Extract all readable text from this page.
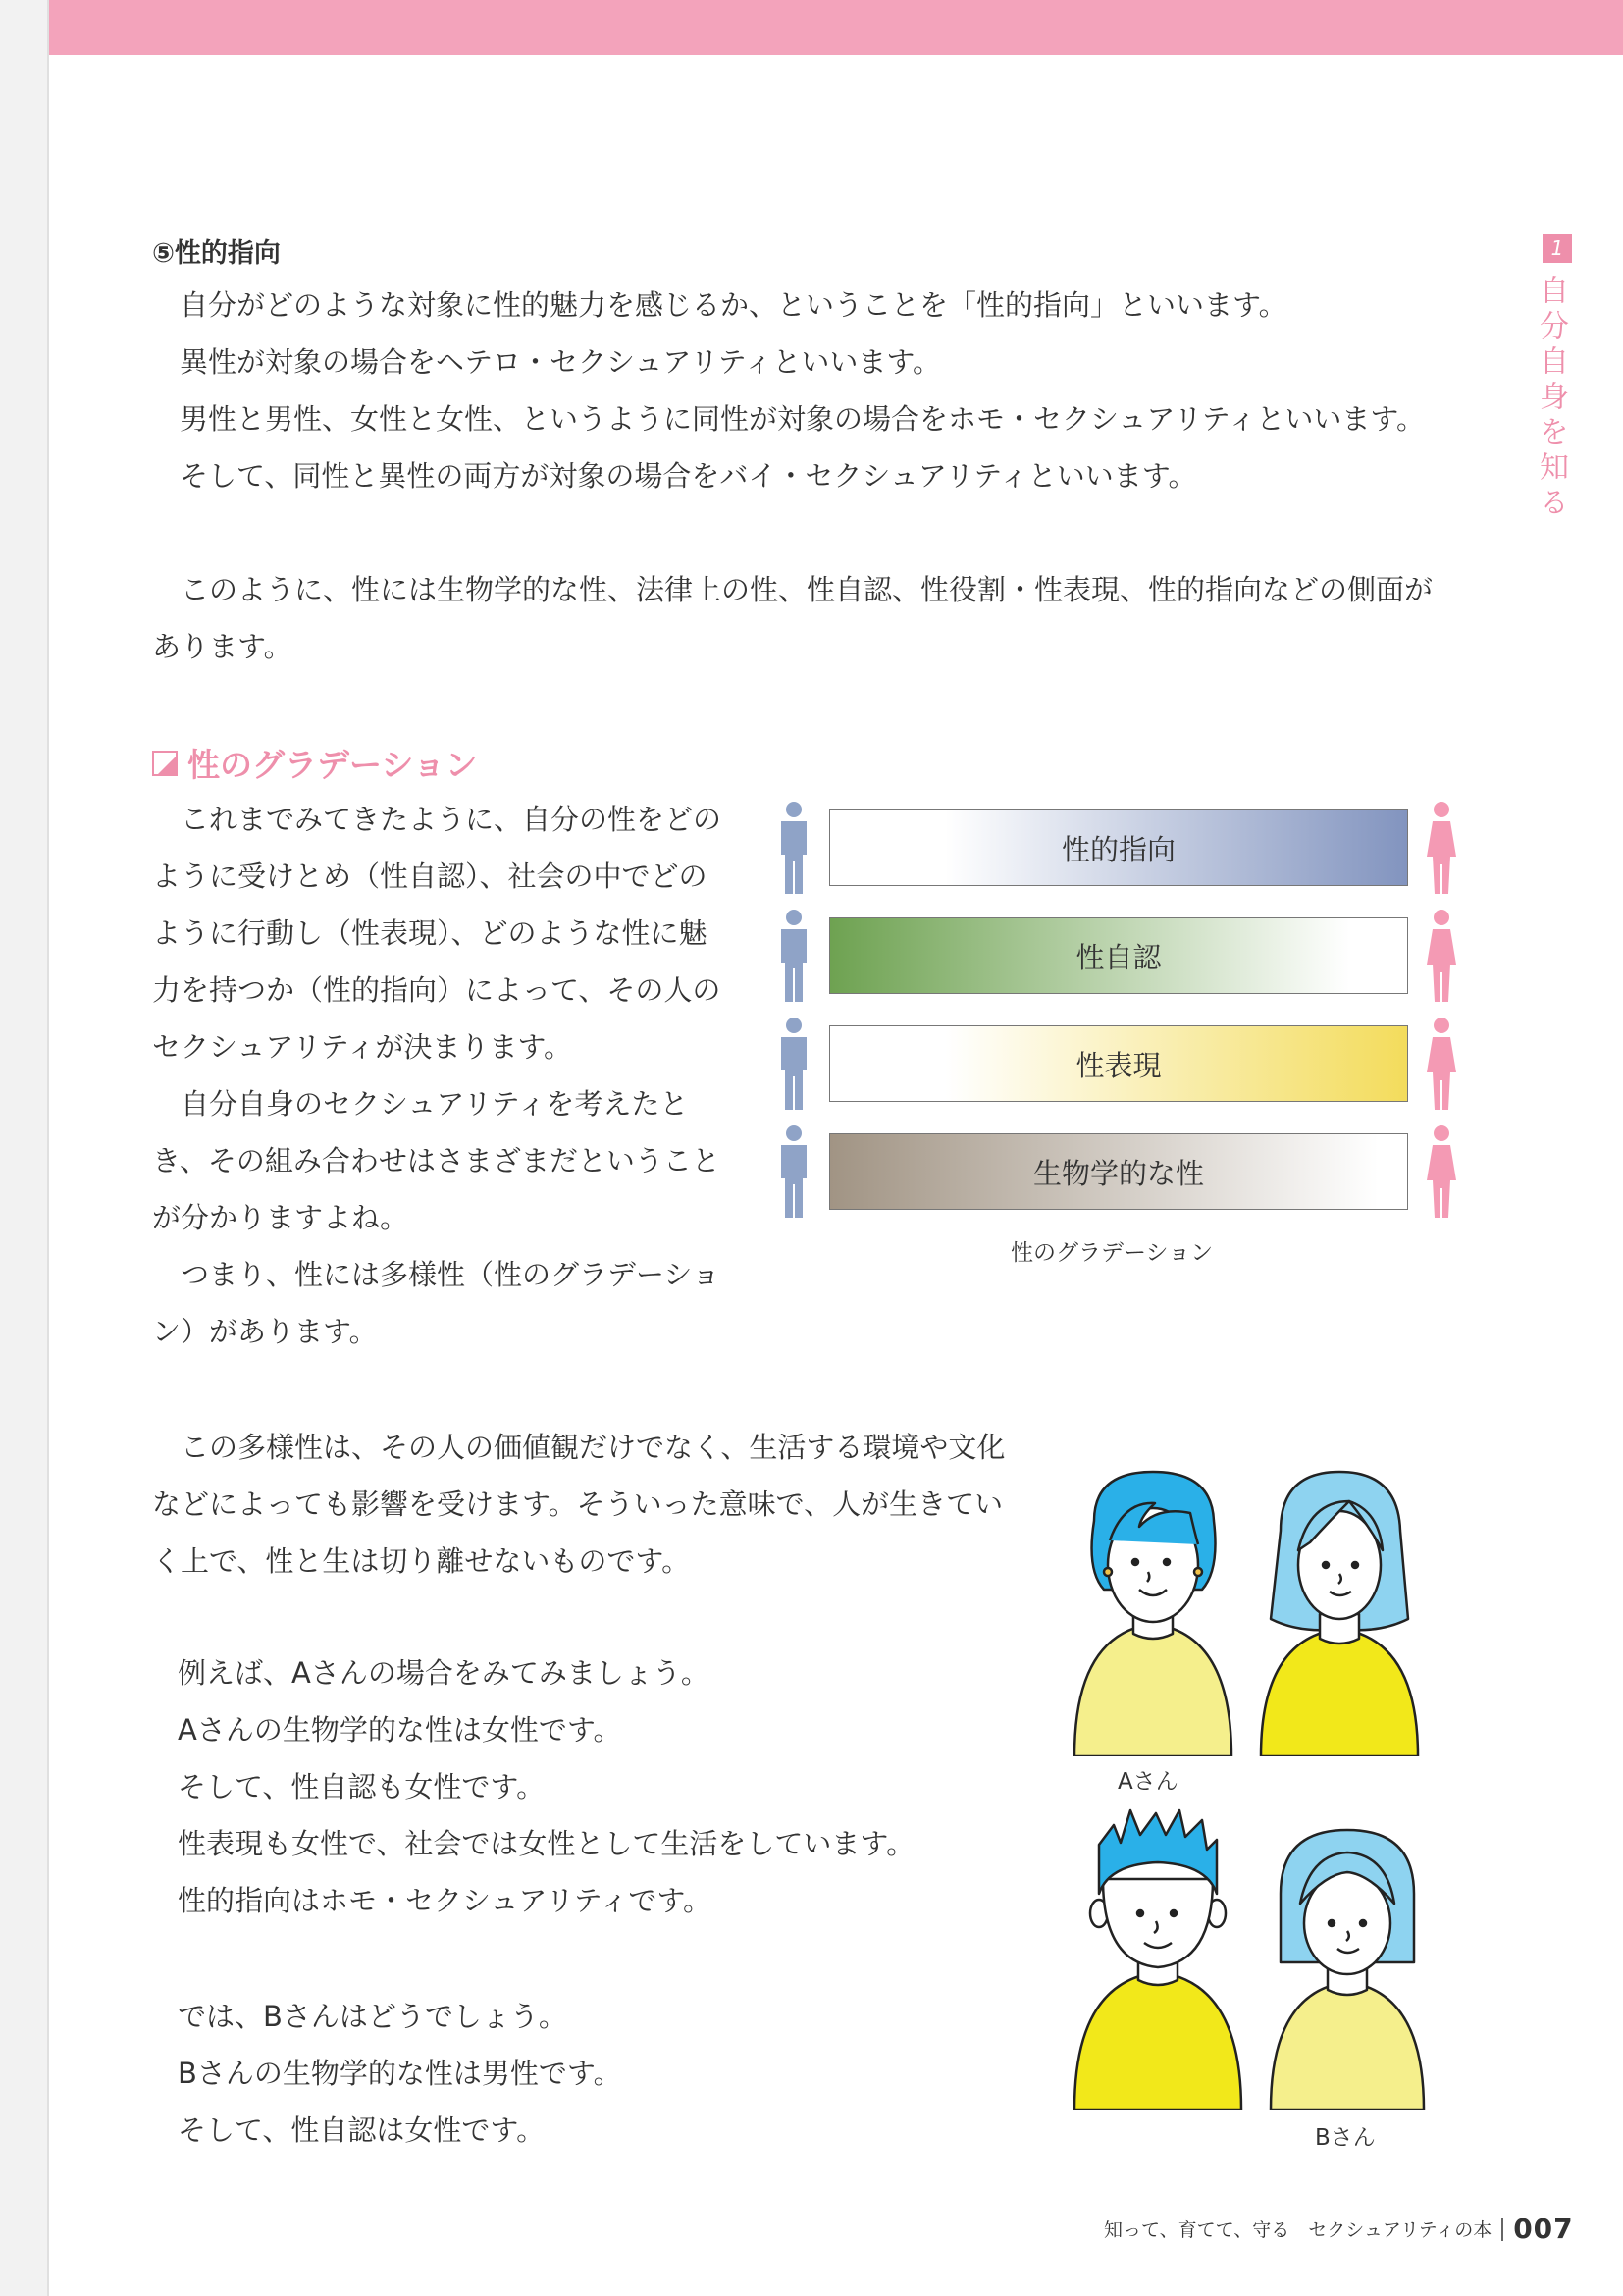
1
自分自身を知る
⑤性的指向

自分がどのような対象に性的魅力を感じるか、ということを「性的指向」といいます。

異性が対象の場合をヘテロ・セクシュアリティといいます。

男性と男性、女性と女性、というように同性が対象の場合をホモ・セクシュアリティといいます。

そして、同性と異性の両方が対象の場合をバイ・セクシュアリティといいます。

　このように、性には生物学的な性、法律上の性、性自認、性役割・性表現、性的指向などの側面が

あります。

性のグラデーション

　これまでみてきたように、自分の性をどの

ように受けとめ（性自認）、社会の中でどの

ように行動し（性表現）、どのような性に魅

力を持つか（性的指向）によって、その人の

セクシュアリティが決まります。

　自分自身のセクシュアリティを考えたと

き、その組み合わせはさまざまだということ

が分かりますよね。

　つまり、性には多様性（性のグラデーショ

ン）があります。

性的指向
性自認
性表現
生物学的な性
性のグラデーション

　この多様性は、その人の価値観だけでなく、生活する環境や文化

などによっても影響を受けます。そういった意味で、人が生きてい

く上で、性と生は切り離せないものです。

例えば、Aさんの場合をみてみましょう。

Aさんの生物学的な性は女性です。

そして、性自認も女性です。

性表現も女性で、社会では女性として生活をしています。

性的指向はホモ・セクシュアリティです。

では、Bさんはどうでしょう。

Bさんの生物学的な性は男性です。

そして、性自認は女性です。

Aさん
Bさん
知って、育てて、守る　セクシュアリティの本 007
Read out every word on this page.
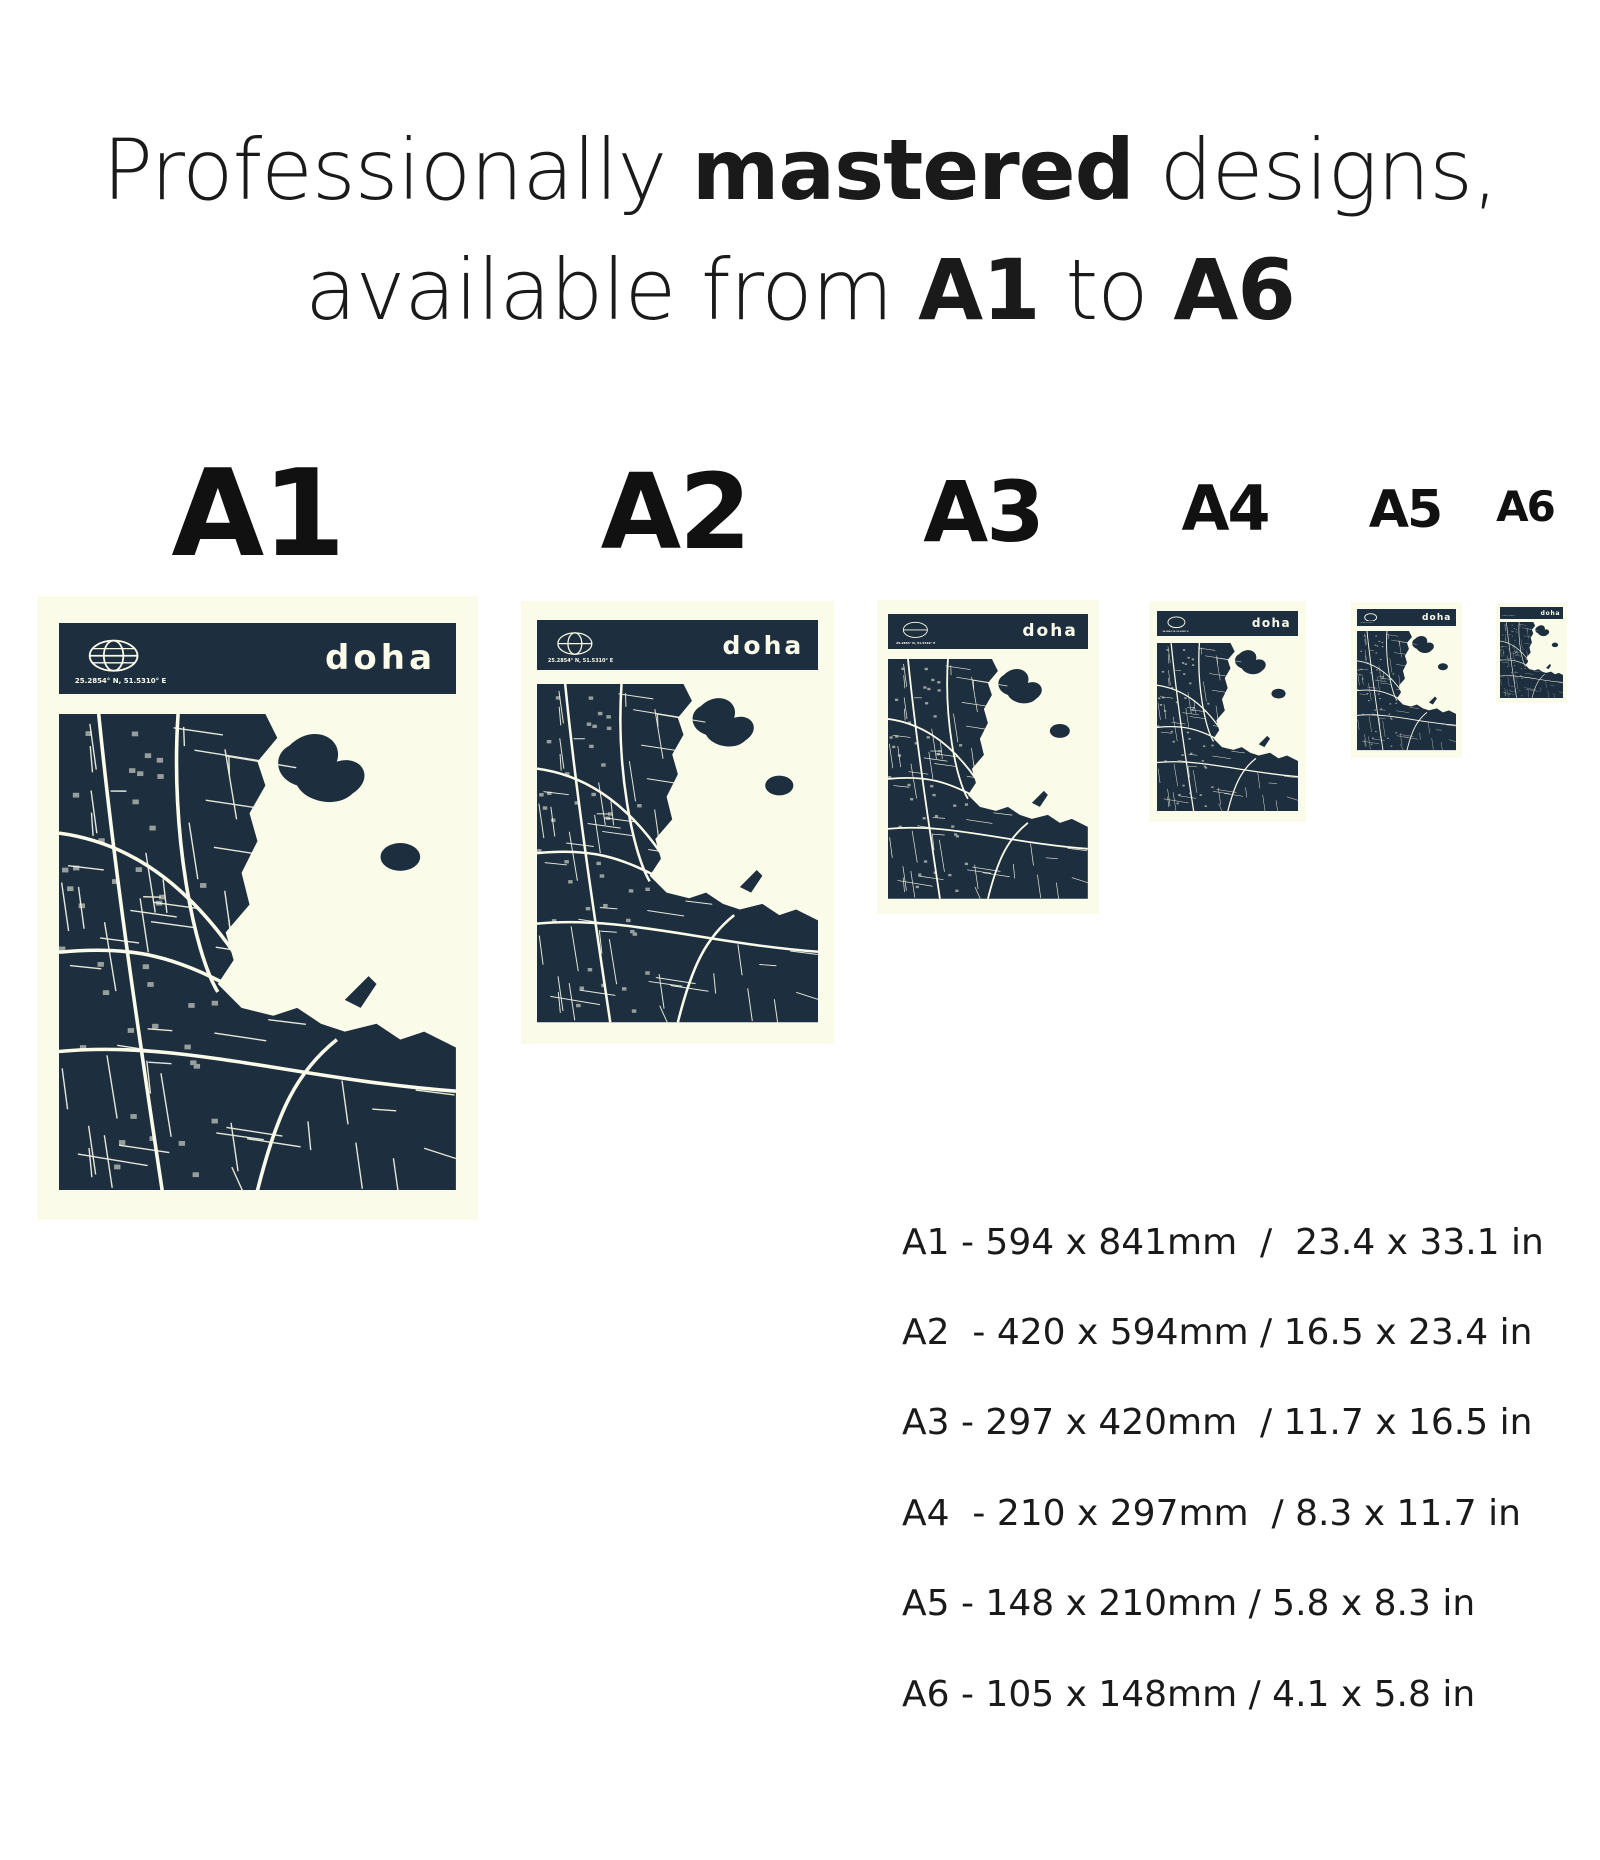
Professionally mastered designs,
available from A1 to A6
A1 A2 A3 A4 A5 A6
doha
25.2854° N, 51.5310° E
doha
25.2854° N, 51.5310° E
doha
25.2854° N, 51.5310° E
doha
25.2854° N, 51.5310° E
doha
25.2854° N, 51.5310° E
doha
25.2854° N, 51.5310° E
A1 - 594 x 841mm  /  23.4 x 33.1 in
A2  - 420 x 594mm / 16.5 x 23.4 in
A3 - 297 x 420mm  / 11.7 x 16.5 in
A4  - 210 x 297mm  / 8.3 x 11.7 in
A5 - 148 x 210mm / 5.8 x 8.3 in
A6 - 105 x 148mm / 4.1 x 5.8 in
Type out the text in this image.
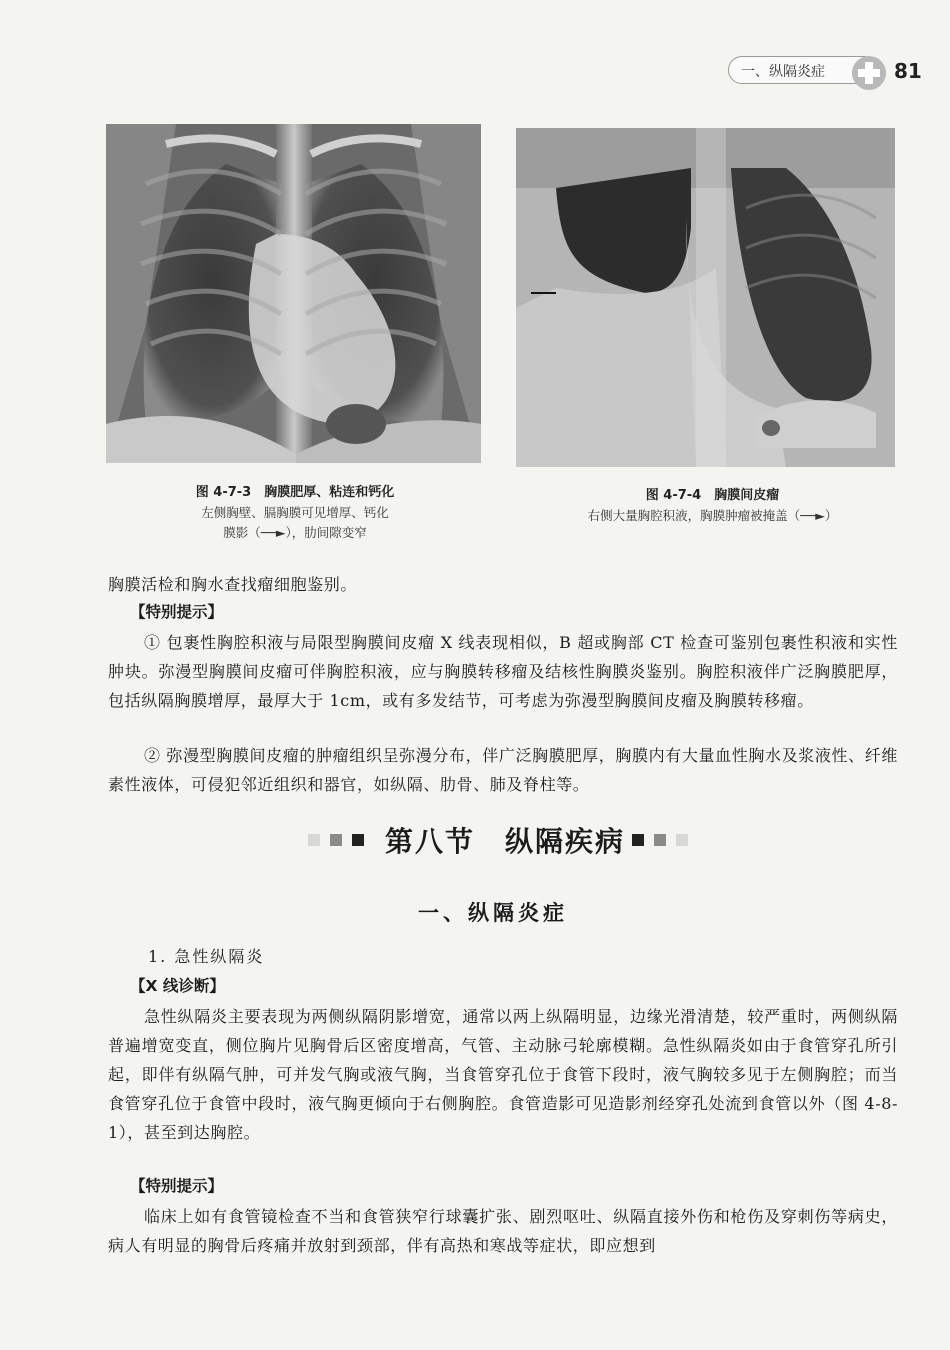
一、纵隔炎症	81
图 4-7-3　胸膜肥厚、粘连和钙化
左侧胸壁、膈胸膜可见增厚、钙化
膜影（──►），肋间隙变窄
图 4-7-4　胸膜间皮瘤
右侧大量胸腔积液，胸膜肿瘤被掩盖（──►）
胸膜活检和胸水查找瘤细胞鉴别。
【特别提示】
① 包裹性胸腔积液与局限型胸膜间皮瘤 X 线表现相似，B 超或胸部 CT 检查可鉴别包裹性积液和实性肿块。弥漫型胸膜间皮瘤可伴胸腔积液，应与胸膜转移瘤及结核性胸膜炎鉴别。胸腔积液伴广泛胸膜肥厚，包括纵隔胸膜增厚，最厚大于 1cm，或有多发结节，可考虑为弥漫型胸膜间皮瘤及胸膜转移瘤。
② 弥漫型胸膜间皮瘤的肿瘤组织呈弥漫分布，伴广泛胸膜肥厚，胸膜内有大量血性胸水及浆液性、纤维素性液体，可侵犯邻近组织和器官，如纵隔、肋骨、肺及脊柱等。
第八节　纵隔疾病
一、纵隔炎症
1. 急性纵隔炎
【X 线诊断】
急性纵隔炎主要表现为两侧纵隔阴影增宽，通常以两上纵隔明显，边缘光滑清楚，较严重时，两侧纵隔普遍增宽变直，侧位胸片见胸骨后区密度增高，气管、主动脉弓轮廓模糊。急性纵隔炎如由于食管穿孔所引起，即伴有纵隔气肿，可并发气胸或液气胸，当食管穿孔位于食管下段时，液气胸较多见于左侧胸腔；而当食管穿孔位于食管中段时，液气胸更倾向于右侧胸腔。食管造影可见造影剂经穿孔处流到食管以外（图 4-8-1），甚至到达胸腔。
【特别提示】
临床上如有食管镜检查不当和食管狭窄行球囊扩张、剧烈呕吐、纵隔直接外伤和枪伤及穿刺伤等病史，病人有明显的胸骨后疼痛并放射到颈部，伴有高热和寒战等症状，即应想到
# # # # #
* [YOUR TASK]
Output only the lines from the line that contains "Type out the text in this image." through the end of the material, both ends included, and skip every picture.

* [SOLUTION TO THE EXERCISE]
Type out the text in this image.
一、纵隔炎症	81
图 4-7-3　胸膜肥厚、粘连和钙化
左侧胸壁、膈胸膜可见增厚、钙化
膜影（──►），肋间隙变窄
图 4-7-4　胸膜间皮瘤
右侧大量胸腔积液，胸膜肿瘤被掩盖（──►）
胸膜活检和胸水查找瘤细胞鉴别。
【特别提示】
① 包裹性胸腔积液与局限型胸膜间皮瘤 X 线表现相似，B 超或胸部 CT 检查可鉴别包裹性积液和实性肿块。弥漫型胸膜间皮瘤可伴胸腔积液，应与胸膜转移瘤及结核性胸膜炎鉴别。胸腔积液伴广泛胸膜肥厚，包括纵隔胸膜增厚，最厚大于 1cm，或有多发结节，可考虑为弥漫型胸膜间皮瘤及胸膜转移瘤。
② 弥漫型胸膜间皮瘤的肿瘤组织呈弥漫分布，伴广泛胸膜肥厚，胸膜内有大量血性胸水及浆液性、纤维素性液体，可侵犯邻近组织和器官，如纵隔、肋骨、肺及脊柱等。
第八节　纵隔疾病
一、纵隔炎症
1. 急性纵隔炎
【X 线诊断】
急性纵隔炎主要表现为两侧纵隔阴影增宽，通常以两上纵隔明显，边缘光滑清楚，较严重时，两侧纵隔普遍增宽变直，侧位胸片见胸骨后区密度增高，气管、主动脉弓轮廓模糊。急性纵隔炎如由于食管穿孔所引起，即伴有纵隔气肿，可并发气胸或液气胸，当食管穿孔位于食管下段时，液气胸较多见于左侧胸腔；而当食管穿孔位于食管中段时，液气胸更倾向于右侧胸腔。食管造影可见造影剂经穿孔处流到食管以外（图 4-8-1），甚至到达胸腔。
【特别提示】
临床上如有食管镜检查不当和食管狭窄行球囊扩张、剧烈呕吐、纵隔直接外伤和枪伤及穿刺伤等病史，病人有明显的胸骨后疼痛并放射到颈部，伴有高热和寒战等症状，即应想到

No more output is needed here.